## Directions for this task:
Look through the data for the string "unnecessary". Copy every line where it is found.

## Lines of data:
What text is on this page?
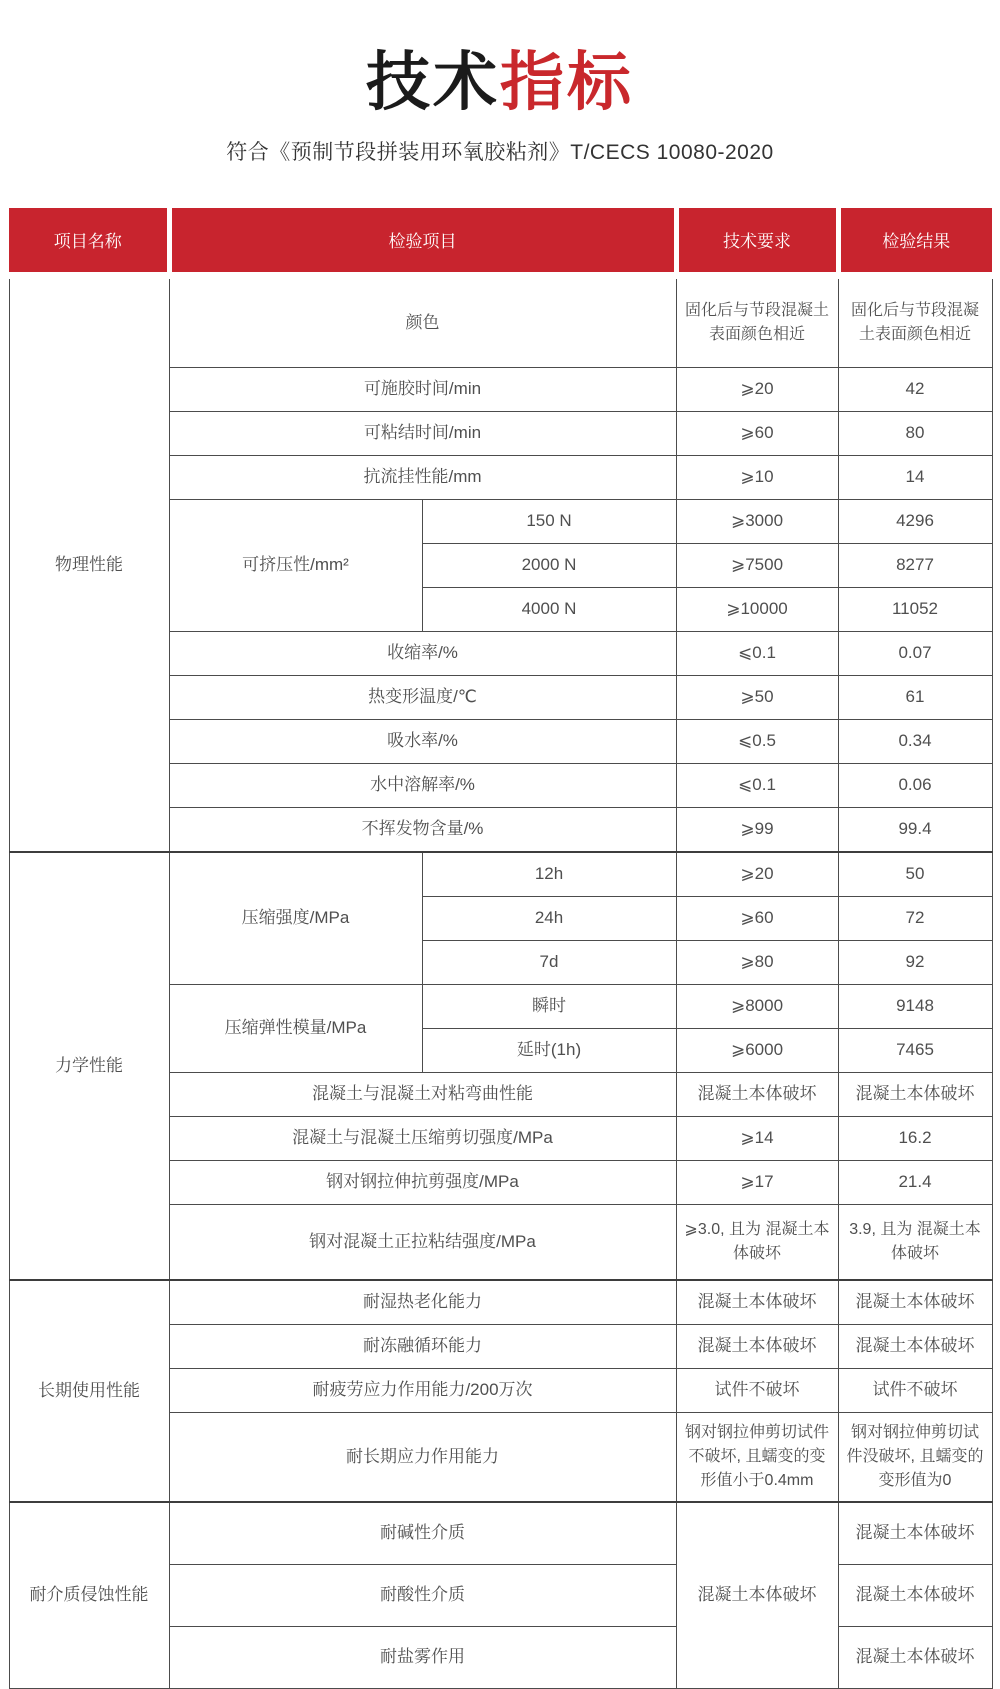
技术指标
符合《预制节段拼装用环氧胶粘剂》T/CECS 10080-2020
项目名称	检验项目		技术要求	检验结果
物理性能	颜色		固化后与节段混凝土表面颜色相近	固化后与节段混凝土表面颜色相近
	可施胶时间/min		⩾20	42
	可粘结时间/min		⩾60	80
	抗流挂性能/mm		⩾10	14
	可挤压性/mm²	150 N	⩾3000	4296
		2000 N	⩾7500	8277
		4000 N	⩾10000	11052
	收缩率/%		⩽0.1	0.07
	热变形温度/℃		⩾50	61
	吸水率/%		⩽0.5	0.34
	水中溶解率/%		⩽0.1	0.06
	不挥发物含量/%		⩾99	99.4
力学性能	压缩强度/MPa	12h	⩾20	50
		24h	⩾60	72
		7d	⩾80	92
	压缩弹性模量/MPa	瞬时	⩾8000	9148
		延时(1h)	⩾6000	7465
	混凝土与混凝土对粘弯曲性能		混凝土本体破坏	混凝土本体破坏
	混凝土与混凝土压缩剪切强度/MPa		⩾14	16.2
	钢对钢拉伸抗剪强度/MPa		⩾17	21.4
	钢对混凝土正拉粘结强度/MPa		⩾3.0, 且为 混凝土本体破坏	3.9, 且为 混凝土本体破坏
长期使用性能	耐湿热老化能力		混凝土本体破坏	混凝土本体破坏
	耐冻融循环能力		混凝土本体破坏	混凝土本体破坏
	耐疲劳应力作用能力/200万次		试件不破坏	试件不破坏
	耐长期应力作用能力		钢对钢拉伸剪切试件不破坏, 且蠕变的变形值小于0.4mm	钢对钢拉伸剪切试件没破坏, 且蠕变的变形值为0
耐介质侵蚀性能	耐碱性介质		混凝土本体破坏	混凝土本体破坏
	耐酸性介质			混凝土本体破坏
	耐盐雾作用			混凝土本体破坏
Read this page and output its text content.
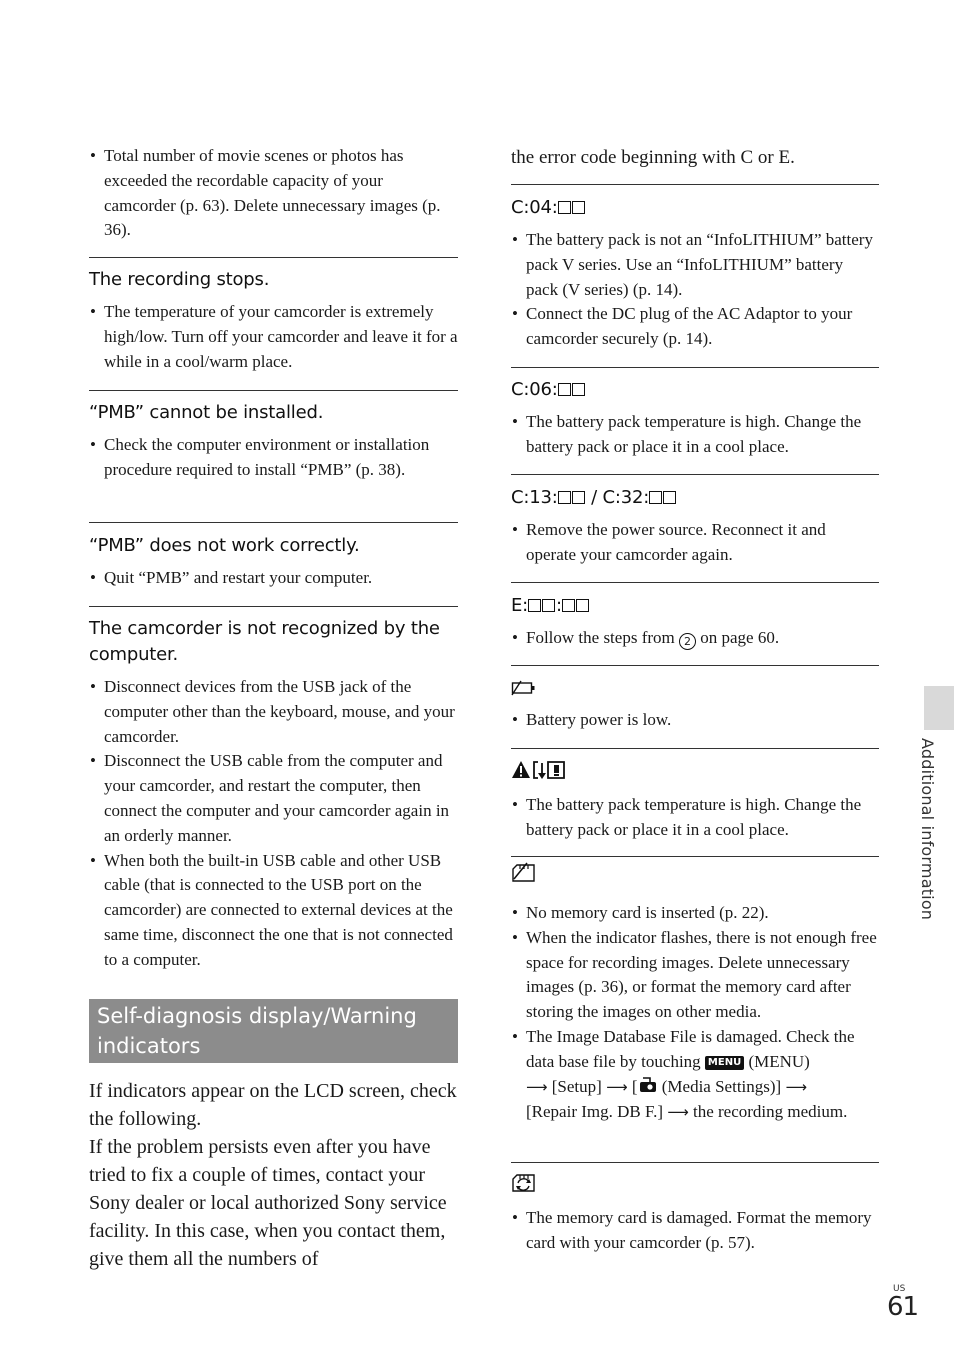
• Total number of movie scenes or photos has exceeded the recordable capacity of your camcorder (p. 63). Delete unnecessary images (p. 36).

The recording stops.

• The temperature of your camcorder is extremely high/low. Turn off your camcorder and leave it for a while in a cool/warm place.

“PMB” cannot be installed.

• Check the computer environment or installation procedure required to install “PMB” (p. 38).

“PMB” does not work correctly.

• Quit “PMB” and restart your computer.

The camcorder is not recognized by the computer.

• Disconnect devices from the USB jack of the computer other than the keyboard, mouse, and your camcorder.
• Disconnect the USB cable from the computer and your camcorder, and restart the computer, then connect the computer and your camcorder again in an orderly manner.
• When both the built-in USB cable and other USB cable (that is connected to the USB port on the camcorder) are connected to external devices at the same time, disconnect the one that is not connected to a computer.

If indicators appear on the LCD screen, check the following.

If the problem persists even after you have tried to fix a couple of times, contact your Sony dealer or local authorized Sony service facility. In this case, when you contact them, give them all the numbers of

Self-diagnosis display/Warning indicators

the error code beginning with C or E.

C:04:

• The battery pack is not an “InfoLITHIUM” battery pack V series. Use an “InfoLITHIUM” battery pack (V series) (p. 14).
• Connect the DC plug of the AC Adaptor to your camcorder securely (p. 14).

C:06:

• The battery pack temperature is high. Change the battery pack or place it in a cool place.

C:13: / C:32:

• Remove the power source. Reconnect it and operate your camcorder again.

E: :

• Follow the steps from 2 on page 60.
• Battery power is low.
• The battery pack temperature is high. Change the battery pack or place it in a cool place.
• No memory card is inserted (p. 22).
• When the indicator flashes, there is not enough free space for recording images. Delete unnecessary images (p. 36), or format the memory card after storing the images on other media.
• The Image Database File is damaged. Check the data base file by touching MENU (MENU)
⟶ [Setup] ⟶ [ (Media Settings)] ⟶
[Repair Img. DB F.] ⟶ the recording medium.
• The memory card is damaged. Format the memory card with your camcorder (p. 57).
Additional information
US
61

## Answer to the exercise:
• Total number of movie scenes or photos has exceeded the recordable capacity of your camcorder (p. 63). Delete unnecessary images (p. 36).
• When the indicator flashes, there is not enough free space for recording images. Delete unnecessary images (p. 36), or format the memory card after storing the images on other media.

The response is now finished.